**Task statement**
From the listing below, select every line where the word "Hourly" appears.

━━ Raw data ━━

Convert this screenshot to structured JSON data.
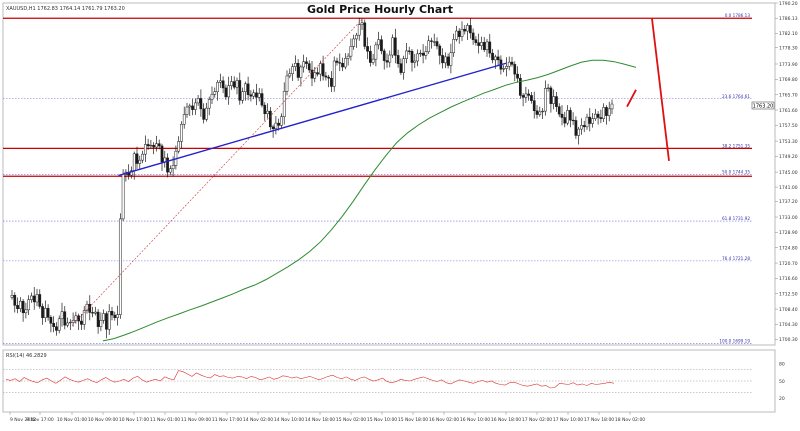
{
  "header": {
    "symbol_info": "XAUUSD,H1  1762.83  1764.14  1761.79  1763.20",
    "title": "Gold Price Hourly Chart"
  },
  "price_badge": "1763.20",
  "fib_labels": [
    "0.0 1786.13",
    "23.6 1764.61",
    "38.2 1751.35",
    "50.0 1744.35",
    "61.8 1731.92",
    "76.4 1721.28",
    "100.0 1699.19"
  ],
  "rsi_label": "RSI(14) 46.2829",
  "chart_data": [
    {
      "type": "line",
      "title": "Gold Price Hourly Chart",
      "instrument": "XAUUSD,H1",
      "ohlc": {
        "open": 1762.83,
        "high": 1764.14,
        "low": 1761.79,
        "close": 1763.2
      },
      "y_ticks": [
        1790.2,
        1786.13,
        1782.1,
        1778.3,
        1773.9,
        1769.8,
        1765.7,
        1761.6,
        1757.5,
        1753.3,
        1749.2,
        1745.0,
        1741.0,
        1737.2,
        1733.0,
        1728.9,
        1724.8,
        1720.7,
        1716.6,
        1712.5,
        1708.4,
        1704.3,
        1700.3
      ],
      "ylim": [
        1698.8,
        1790.2
      ],
      "x_ticks": [
        "9 Nov 2022",
        "9 Nov 17:00",
        "10 Nov 01:00",
        "10 Nov 09:00",
        "10 Nov 17:00",
        "11 Nov 01:00",
        "11 Nov 09:00",
        "11 Nov 17:00",
        "14 Nov 02:00",
        "14 Nov 10:00",
        "14 Nov 18:00",
        "15 Nov 02:00",
        "15 Nov 10:00",
        "15 Nov 18:00",
        "16 Nov 02:00",
        "16 Nov 10:00",
        "16 Nov 18:00",
        "17 Nov 02:00",
        "17 Nov 10:00",
        "17 Nov 18:00",
        "18 Nov 02:00"
      ],
      "fib_levels": [
        {
          "ratio": 0.0,
          "price": 1786.13
        },
        {
          "ratio": 23.6,
          "price": 1764.61
        },
        {
          "ratio": 38.2,
          "price": 1751.35
        },
        {
          "ratio": 50.0,
          "price": 1744.35
        },
        {
          "ratio": 61.8,
          "price": 1731.92
        },
        {
          "ratio": 76.4,
          "price": 1721.28
        },
        {
          "ratio": 100.0,
          "price": 1699.19
        }
      ],
      "horizontal_levels": [
        1786.13,
        1751.35,
        1743.9
      ],
      "current_price": 1763.2,
      "close_series": [
        1712.1,
        1709.4,
        1708.5,
        1710.5,
        1707.4,
        1708.2,
        1710.9,
        1711.9,
        1710.3,
        1712.3,
        1709.1,
        1706.1,
        1708.6,
        1706.2,
        1704.6,
        1703.7,
        1702.7,
        1705.8,
        1707.7,
        1704.1,
        1704.7,
        1704.9,
        1705.4,
        1706.6,
        1705.2,
        1704.3,
        1708.0,
        1709.7,
        1707.5,
        1707.3,
        1707.6,
        1703.7,
        1705.4,
        1707.2,
        1703.0,
        1707.8,
        1706.8,
        1706.1,
        1706.9,
        1732.5,
        1744.4,
        1745.0,
        1744.2,
        1745.4,
        1749.9,
        1747.3,
        1748.2,
        1749.8,
        1752.4,
        1752.0,
        1752.2,
        1751.7,
        1752.6,
        1752.0,
        1747.7,
        1748.8,
        1745.0,
        1745.9,
        1746.8,
        1750.6,
        1753.2,
        1757.8,
        1760.4,
        1762.4,
        1762.7,
        1761.7,
        1763.5,
        1764.7,
        1761.9,
        1759.1,
        1762.1,
        1764.4,
        1765.8,
        1766.5,
        1769.0,
        1769.4,
        1767.5,
        1765.1,
        1768.1,
        1769.2,
        1767.7,
        1769.5,
        1764.2,
        1766.5,
        1768.6,
        1765.7,
        1765.3,
        1766.2,
        1765.0,
        1766.0,
        1762.9,
        1760.6,
        1761.3,
        1757.1,
        1756.6,
        1758.1,
        1757.5,
        1759.8,
        1766.6,
        1770.7,
        1771.3,
        1773.2,
        1774.1,
        1770.3,
        1773.1,
        1774.5,
        1774.0,
        1772.3,
        1770.1,
        1771.6,
        1771.2,
        1774.0,
        1770.7,
        1770.4,
        1770.1,
        1767.9,
        1774.7,
        1774.3,
        1774.1,
        1773.1,
        1775.4,
        1776.0,
        1778.6,
        1780.6,
        1781.6,
        1784.4,
        1784.9,
        1778.6,
        1777.3,
        1774.3,
        1775.2,
        1779.0,
        1780.4,
        1777.4,
        1774.8,
        1774.4,
        1776.3,
        1780.9,
        1776.2,
        1774.0,
        1771.6,
        1775.3,
        1777.4,
        1777.3,
        1774.3,
        1774.7,
        1776.6,
        1776.8,
        1776.2,
        1777.2,
        1780.1,
        1779.9,
        1779.9,
        1778.7,
        1776.2,
        1774.2,
        1775.8,
        1773.5,
        1776.9,
        1780.5,
        1782.7,
        1781.2,
        1783.2,
        1782.7,
        1784.2,
        1782.2,
        1780.4,
        1779.6,
        1778.8,
        1779.7,
        1777.7,
        1779.8,
        1776.8,
        1775.0,
        1775.8,
        1775.0,
        1772.5,
        1772.7,
        1773.3,
        1774.4,
        1773.8,
        1771.2,
        1770.1,
        1765.5,
        1765.0,
        1765.9,
        1765.5,
        1764.1,
        1761.4,
        1760.4,
        1761.1,
        1761.3,
        1767.4,
        1767.5,
        1763.3,
        1765.2,
        1762.5,
        1760.5,
        1759.6,
        1758.1,
        1761.5,
        1758.9,
        1758.8,
        1754.8,
        1756.5,
        1757.5,
        1757.1,
        1759.7,
        1758.0,
        1759.3,
        1760.5,
        1759.6,
        1759.3,
        1762.3,
        1760.1,
        1761.9,
        1763.2
      ],
      "ma_series": [
        1699.9,
        1700.5,
        1701.5,
        1702.6,
        1703.8,
        1705.0,
        1706.1,
        1707.1,
        1708.2,
        1709.2,
        1710.3,
        1711.4,
        1712.5,
        1713.8,
        1714.9,
        1716.3,
        1718.0,
        1719.7,
        1721.6,
        1723.8,
        1726.4,
        1729.6,
        1733.2,
        1737.2,
        1741.5,
        1745.6,
        1749.4,
        1752.9,
        1755.5,
        1757.6,
        1759.4,
        1760.9,
        1762.4,
        1763.7,
        1764.9,
        1766.1,
        1767.1,
        1768.2,
        1769.0,
        1769.6,
        1770.3,
        1771.2,
        1772.3,
        1773.4,
        1774.4,
        1774.9,
        1774.9,
        1774.5,
        1773.8,
        1773.0
      ],
      "trend_lines": [
        {
          "name": "",
          "from": {
            "x": "10 Nov 13:00",
            "y": 1744.1
          },
          "to": {
            "x": "16 Nov 18:00",
            "y": 1774.1
          }
        },
        {
          "name": "",
          "from": {
            "x": "10 Nov 01:00",
            "y": 1704.0
          },
          "to": {
            "x": "15 Nov 05:00",
            "y": 1786.0
          }
        }
      ],
      "projection": [
        {
          "from": 1762.5,
          "to": 1767.0
        },
        {
          "from": 1767.0,
          "to": 1748.0
        }
      ],
      "xlabel": "",
      "ylabel": "",
      "grid": false,
      "legend": "none"
    },
    {
      "type": "line",
      "title": "RSI(14) 46.2829",
      "y_ticks": [
        80,
        50,
        20
      ],
      "ylim": [
        0,
        100
      ],
      "levels": [
        70,
        50,
        30
      ],
      "values": [
        53,
        51,
        54,
        49,
        56,
        52,
        49,
        47,
        52,
        55,
        50,
        46,
        51,
        57,
        53,
        50,
        48,
        51,
        54,
        50,
        47,
        52,
        56,
        51,
        48,
        50,
        53,
        49,
        55,
        58,
        52,
        48,
        51,
        53,
        50,
        57,
        54,
        52,
        68,
        66,
        62,
        58,
        64,
        60,
        57,
        55,
        61,
        58,
        59,
        56,
        55,
        58,
        57,
        54,
        58,
        56,
        52,
        54,
        57,
        53,
        55,
        59,
        58,
        55,
        57,
        54,
        56,
        58,
        55,
        52,
        55,
        58,
        60,
        56,
        54,
        57,
        53,
        51,
        55,
        57,
        53,
        50,
        52,
        55,
        49,
        47,
        49,
        53,
        51,
        50,
        53,
        55,
        57,
        54,
        51,
        49,
        52,
        47,
        45,
        49,
        52,
        50,
        48,
        46,
        49,
        51,
        48,
        50,
        46,
        44,
        43,
        47,
        48,
        45,
        42,
        41,
        43,
        45,
        41,
        42,
        38,
        39,
        46,
        45,
        44,
        47,
        43,
        45,
        42,
        46,
        44,
        45,
        46,
        48,
        46
      ]
    }
  ],
  "colors": {
    "candle": "#1a1a1a",
    "moving_average": "#2e8b2e",
    "trend_line": "#2222cc",
    "fib_trend": "#cc3333",
    "levels": "#cc0000",
    "fib_dotted": "#6b6be0",
    "rsi_line": "#dd3333",
    "projection": "#dd1111"
  }
}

━━━

**Response to this exercise**
    "title": "Gold Price Hourly Chart"
      "title": "Gold Price Hourly Chart",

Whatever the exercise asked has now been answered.